[Data extracted from a collection]

■ ■ ■ ■ ■ ■ ■

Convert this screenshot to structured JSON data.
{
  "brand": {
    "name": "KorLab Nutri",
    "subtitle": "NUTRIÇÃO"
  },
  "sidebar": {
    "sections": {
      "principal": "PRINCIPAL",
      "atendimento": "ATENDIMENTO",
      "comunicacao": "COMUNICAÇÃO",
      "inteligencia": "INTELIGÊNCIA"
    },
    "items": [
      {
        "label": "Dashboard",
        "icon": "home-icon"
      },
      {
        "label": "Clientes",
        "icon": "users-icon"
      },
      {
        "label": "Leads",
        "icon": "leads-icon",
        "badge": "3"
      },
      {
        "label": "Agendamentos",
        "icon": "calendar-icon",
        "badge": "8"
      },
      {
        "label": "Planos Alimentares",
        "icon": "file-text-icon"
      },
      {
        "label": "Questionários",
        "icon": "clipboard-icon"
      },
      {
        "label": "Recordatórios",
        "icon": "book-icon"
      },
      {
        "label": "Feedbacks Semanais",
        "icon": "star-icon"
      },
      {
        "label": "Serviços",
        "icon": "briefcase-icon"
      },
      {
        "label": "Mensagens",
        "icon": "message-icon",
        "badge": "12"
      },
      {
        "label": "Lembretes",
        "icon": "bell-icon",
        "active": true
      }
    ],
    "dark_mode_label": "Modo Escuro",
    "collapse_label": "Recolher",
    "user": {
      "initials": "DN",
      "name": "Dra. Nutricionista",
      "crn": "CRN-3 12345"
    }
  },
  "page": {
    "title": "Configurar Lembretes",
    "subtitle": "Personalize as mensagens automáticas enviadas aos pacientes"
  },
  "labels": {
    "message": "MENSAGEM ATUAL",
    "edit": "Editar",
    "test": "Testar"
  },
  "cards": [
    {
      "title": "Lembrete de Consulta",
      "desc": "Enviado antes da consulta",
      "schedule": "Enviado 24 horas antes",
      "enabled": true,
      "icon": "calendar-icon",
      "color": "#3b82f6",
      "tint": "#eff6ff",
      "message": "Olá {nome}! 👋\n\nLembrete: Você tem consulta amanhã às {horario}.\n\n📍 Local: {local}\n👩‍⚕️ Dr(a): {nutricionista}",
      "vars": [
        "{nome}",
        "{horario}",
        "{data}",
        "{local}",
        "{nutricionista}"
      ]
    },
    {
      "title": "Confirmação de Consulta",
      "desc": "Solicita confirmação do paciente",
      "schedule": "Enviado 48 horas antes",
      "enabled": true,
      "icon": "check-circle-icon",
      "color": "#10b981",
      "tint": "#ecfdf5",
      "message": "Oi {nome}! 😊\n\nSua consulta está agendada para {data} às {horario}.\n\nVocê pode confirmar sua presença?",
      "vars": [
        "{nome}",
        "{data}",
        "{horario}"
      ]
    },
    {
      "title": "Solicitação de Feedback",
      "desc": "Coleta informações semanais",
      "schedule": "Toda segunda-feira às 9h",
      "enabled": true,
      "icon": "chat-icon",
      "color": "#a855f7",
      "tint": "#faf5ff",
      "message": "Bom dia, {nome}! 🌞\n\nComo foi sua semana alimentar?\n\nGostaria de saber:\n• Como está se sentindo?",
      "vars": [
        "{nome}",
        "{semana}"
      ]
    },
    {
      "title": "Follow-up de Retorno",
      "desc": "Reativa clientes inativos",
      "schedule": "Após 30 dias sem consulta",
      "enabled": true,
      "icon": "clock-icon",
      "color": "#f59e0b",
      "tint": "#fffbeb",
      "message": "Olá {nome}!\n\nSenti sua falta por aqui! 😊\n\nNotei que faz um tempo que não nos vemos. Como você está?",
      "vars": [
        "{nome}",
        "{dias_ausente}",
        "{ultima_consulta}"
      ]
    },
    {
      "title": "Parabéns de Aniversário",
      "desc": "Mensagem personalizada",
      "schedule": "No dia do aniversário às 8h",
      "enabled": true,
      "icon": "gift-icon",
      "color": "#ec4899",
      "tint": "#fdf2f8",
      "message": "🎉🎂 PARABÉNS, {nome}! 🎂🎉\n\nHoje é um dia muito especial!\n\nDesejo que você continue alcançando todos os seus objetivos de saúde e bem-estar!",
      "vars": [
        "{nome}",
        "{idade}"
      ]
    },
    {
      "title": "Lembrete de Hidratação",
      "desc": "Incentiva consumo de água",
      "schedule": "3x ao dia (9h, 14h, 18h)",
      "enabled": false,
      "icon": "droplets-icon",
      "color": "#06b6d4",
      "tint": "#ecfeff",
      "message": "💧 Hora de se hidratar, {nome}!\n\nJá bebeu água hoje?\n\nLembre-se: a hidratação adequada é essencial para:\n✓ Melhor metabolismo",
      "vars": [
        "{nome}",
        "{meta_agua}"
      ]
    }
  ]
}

■ ■ ■ ■ ■ ■ ■

## Exercise requirements
Of the lines in the entries above, how many include "tint"? Only the number should be given.

## Response
6